Challenge: Transcribe the records in full, keeping every character as it is.

Dataset content:
──────────────────────────────

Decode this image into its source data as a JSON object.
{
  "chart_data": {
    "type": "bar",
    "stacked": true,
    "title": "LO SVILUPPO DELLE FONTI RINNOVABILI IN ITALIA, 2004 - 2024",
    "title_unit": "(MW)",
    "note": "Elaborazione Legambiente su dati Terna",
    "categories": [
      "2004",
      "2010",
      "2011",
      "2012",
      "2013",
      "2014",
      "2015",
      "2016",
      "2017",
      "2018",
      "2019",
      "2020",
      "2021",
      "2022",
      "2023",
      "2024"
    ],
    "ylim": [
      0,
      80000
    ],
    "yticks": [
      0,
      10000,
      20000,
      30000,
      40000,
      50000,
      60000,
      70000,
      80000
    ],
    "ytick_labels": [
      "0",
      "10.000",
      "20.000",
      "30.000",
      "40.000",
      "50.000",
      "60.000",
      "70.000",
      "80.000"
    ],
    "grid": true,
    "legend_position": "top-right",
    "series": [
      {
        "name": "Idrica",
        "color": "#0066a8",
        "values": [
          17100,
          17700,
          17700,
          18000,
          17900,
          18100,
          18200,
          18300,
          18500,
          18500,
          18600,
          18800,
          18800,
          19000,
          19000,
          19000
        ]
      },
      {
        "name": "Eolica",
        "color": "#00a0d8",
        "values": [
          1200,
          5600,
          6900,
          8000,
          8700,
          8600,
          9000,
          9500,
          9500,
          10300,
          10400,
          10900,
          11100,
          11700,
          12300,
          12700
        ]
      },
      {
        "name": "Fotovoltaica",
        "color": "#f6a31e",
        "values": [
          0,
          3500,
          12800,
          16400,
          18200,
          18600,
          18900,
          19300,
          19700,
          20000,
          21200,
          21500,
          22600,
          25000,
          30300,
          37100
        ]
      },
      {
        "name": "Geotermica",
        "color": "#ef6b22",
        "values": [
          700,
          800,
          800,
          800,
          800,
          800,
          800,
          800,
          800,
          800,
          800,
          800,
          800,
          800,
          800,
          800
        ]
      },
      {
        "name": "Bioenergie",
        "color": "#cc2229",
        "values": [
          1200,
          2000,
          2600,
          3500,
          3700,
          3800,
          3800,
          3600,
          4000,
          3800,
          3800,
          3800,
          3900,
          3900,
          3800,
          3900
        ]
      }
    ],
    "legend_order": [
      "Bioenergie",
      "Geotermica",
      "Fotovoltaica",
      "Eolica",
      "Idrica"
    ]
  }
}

──────────────────────────────

Task result:
Decode this image into its source data as a JSON object.
{
  "chart_data": {
    "type": "bar",
    "stacked": true,
    "title": "LO SVILUPPO DELLE FONTI RINNOVABILI IN ITALIA, 2004 - 2024",
    "title_unit": "(MW)",
    "note": "Elaborazione Legambiente su dati Terna",
    "categories": [
      "2004",
      "2010",
      "2011",
      "2012",
      "2013",
      "2014",
      "2015",
      "2016",
      "2017",
      "2018",
      "2019",
      "2020",
      "2021",
      "2022",
      "2023",
      "2024"
    ],
    "ylim": [
      0,
      80000
    ],
    "yticks": [
      0,
      10000,
      20000,
      30000,
      40000,
      50000,
      60000,
      70000,
      80000
    ],
    "ytick_labels": [
      "0",
      "10.000",
      "20.000",
      "30.000",
      "40.000",
      "50.000",
      "60.000",
      "70.000",
      "80.000"
    ],
    "grid": true,
    "legend_position": "top-right",
    "series": [
      {
        "name": "Idrica",
        "color": "#0066a8",
        "values": [
          17100,
          17700,
          17700,
          18000,
          17900,
          18100,
          18200,
          18300,
          18500,
          18500,
          18600,
          18800,
          18800,
          19000,
          19000,
          19000
        ]
      },
      {
        "name": "Eolica",
        "color": "#00a0d8",
        "values": [
          1200,
          5600,
          6900,
          8000,
          8700,
          8600,
          9000,
          9500,
          9500,
          10300,
          10400,
          10900,
          11100,
          11700,
          12300,
          12700
        ]
      },
      {
        "name": "Fotovoltaica",
        "color": "#f6a31e",
        "values": [
          0,
          3500,
          12800,
          16400,
          18200,
          18600,
          18900,
          19300,
          19700,
          20000,
          21200,
          21500,
          22600,
          25000,
          30300,
          37100
        ]
      },
      {
        "name": "Geotermica",
        "color": "#ef6b22",
        "values": [
          700,
          800,
          800,
          800,
          800,
          800,
          800,
          800,
          800,
          800,
          800,
          800,
          800,
          800,
          800,
          800
        ]
      },
      {
        "name": "Bioenergie",
        "color": "#cc2229",
        "values": [
          1200,
          2000,
          2600,
          3500,
          3700,
          3800,
          3800,
          3600,
          4000,
          3800,
          3800,
          3800,
          3900,
          3900,
          3800,
          3900
        ]
      }
    ],
    "legend_order": [
      "Bioenergie",
      "Geotermica",
      "Fotovoltaica",
      "Eolica",
      "Idrica"
    ]
  }
}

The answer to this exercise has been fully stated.